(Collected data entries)
····················

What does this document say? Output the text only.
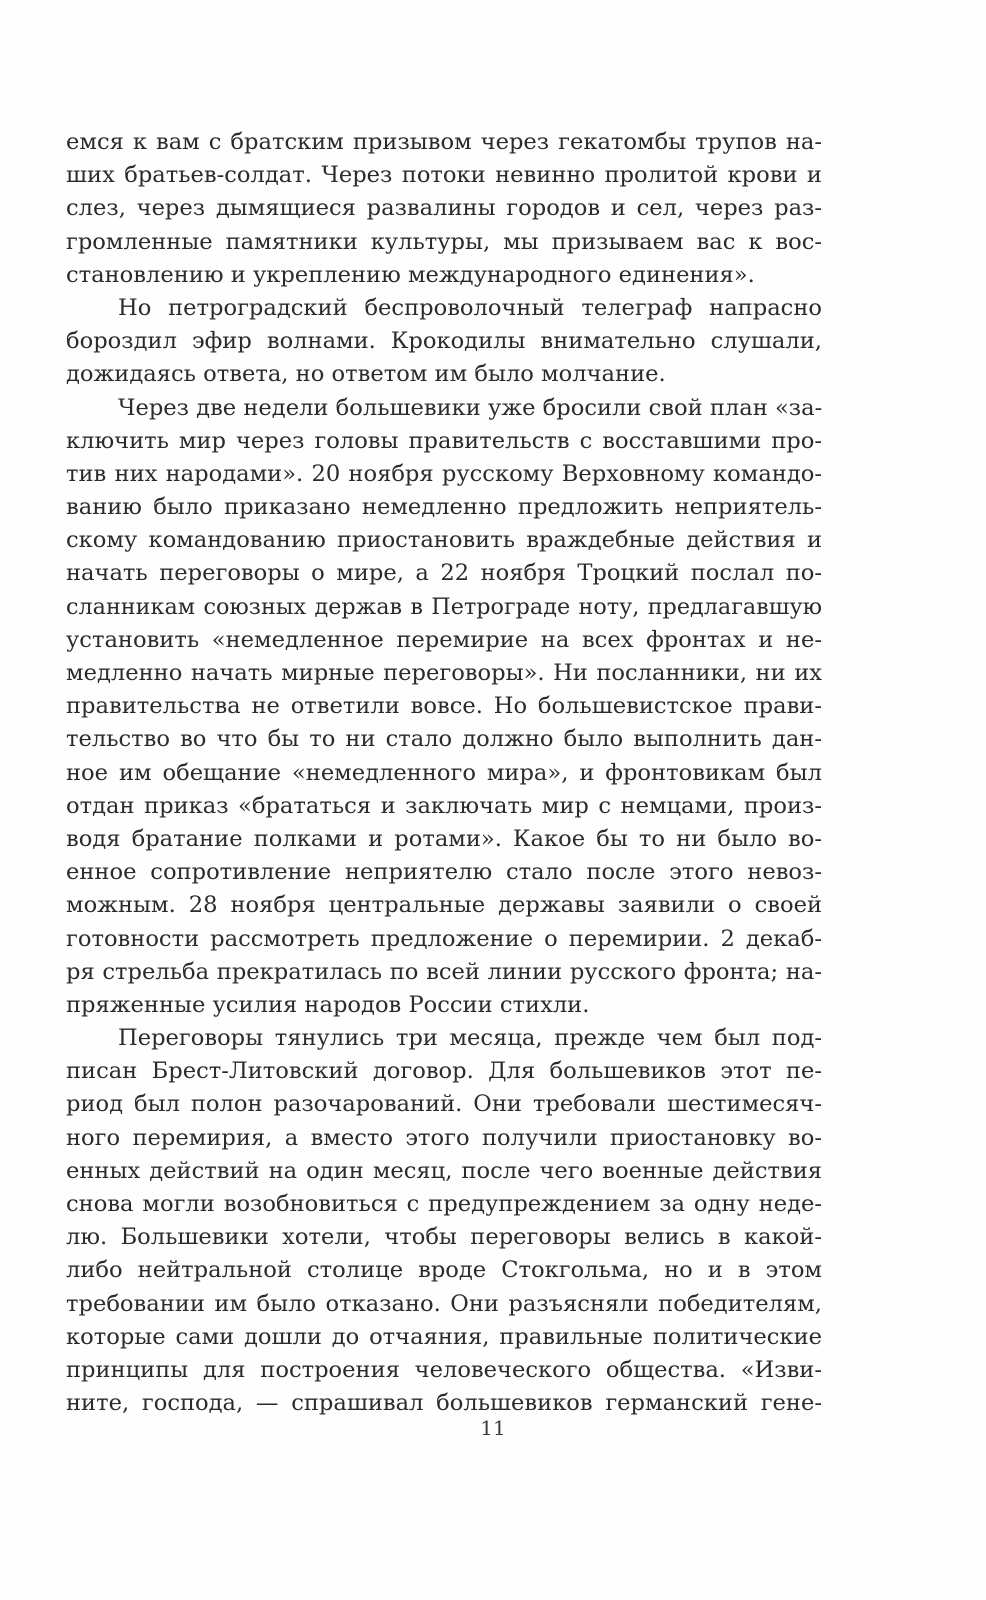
емся к вам с братским призывом через гекатомбы трупов на-
ших братьев-солдат. Через потоки невинно пролитой крови и
слез, через дымящиеся развалины городов и сел, через раз-
громленные памятники культуры, мы призываем вас к вос-
становлению и укреплению международного единения».
Но петроградский беспроволочный телеграф напрасно
бороздил эфир волнами. Крокодилы внимательно слушали,
дожидаясь ответа, но ответом им было молчание.
Через две недели большевики уже бросили свой план «за-
ключить мир через головы правительств с восставшими про-
тив них народами». 20 ноября русскому Верховному командо-
ванию было приказано немедленно предложить неприятель-
скому командованию приостановить враждебные действия и
начать переговоры о мире, а 22 ноября Троцкий послал по-
сланникам союзных держав в Петрограде ноту, предлагавшую
установить «немедленное перемирие на всех фронтах и не-
медленно начать мирные переговоры». Ни посланники, ни их
правительства не ответили вовсе. Но большевистское прави-
тельство во что бы то ни стало должно было выполнить дан-
ное им обещание «немедленного мира», и фронтовикам был
отдан приказ «брататься и заключать мир с немцами, произ-
водя братание полками и ротами». Какое бы то ни было во-
енное сопротивление неприятелю стало после этого невоз-
можным. 28 ноября центральные державы заявили о своей
готовности рассмотреть предложение о перемирии. 2 декаб-
ря стрельба прекратилась по всей линии русского фронта; на-
пряженные усилия народов России стихли.
Переговоры тянулись три месяца, прежде чем был под-
писан Брест-Литовский договор. Для большевиков этот пе-
риод был полон разочарований. Они требовали шестимесяч-
ного перемирия, а вместо этого получили приостановку во-
енных действий на один месяц, после чего военные действия
снова могли возобновиться с предупреждением за одну неде-
лю. Большевики хотели, чтобы переговоры велись в какой-
либо нейтральной столице вроде Стокгольма, но и в этом
требовании им было отказано. Они разъясняли победителям,
которые сами дошли до отчаяния, правильные политические
принципы для построения человеческого общества. «Изви-
ните, господа, — спрашивал большевиков германский гене-
11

····················

* **The exercise**
Look over the material above and show each line where "ноября" appears.

* **Finished task**
тив них народами». 20 ноября русскому Верховному командо-
начать переговоры о мире, а 22 ноября Троцкий послал по-
можным. 28 ноября центральные державы заявили о своей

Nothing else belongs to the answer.